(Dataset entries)
--- START ---

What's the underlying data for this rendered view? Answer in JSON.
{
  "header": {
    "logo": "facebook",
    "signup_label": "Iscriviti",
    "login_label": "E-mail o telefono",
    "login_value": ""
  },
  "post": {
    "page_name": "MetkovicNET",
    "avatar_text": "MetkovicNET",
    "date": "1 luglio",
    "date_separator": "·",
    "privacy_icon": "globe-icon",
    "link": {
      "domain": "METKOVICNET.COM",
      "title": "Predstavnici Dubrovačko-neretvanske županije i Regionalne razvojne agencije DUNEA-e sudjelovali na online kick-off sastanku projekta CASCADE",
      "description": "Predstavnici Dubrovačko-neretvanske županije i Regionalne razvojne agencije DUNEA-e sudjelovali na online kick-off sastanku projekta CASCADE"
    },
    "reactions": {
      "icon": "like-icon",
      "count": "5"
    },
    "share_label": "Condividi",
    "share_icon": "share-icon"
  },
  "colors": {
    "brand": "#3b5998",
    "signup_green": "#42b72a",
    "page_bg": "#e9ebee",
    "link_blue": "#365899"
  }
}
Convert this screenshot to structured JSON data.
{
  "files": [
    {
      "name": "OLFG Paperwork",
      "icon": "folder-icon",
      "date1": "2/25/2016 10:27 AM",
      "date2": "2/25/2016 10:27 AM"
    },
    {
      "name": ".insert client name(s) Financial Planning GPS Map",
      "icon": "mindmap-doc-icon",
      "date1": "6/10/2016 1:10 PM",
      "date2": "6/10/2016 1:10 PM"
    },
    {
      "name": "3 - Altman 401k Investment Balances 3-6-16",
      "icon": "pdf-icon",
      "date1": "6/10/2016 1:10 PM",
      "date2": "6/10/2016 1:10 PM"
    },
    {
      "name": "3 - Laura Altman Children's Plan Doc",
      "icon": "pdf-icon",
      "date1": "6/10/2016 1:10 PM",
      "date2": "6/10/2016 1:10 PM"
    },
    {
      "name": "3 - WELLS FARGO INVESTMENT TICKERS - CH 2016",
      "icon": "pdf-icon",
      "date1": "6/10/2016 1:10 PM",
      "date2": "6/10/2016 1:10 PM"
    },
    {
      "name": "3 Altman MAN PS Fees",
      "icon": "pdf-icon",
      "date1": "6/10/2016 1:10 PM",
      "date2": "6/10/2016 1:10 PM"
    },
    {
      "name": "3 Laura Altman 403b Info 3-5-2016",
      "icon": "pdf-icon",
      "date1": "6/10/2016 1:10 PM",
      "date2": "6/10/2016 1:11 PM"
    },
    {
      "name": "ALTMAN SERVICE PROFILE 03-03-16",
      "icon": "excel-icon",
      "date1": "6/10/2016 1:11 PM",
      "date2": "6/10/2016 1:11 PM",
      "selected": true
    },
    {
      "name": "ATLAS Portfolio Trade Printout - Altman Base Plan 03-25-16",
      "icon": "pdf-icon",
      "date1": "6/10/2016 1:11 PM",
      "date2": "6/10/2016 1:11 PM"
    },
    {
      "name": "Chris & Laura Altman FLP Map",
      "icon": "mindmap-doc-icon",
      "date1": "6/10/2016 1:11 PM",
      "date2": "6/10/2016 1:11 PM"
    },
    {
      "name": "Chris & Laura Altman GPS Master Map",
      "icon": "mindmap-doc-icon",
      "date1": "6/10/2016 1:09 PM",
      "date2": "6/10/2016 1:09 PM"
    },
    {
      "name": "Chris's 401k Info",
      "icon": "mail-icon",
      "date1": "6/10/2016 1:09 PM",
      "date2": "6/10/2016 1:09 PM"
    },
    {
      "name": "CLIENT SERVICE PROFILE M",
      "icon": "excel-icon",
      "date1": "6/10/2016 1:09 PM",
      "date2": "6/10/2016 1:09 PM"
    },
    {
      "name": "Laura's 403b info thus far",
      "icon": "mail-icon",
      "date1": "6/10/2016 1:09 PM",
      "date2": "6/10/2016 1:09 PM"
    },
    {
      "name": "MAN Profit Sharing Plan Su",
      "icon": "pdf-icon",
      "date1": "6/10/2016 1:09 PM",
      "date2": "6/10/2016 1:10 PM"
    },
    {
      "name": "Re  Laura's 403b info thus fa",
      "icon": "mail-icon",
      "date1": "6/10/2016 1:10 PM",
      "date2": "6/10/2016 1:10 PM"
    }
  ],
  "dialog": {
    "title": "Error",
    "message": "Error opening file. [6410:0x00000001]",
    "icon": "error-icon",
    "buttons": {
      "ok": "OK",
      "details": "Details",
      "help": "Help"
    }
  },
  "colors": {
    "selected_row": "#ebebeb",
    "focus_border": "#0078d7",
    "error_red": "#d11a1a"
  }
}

--- END ---

* Task directions:
Extract every line containing the string "sudjelovali" from the data above.

* Full response:
      "title": "Predstavnici Dubrovačko-neretvanske županije i Regionalne razvojne agencije DUNEA-e sudjelovali na online kick-off sastanku projekta CASCADE",
      "description": "Predstavnici Dubrovačko-neretvanske županije i Regionalne razvojne agencije DUNEA-e sudjelovali na online kick-off sastanku projekta CASCADE"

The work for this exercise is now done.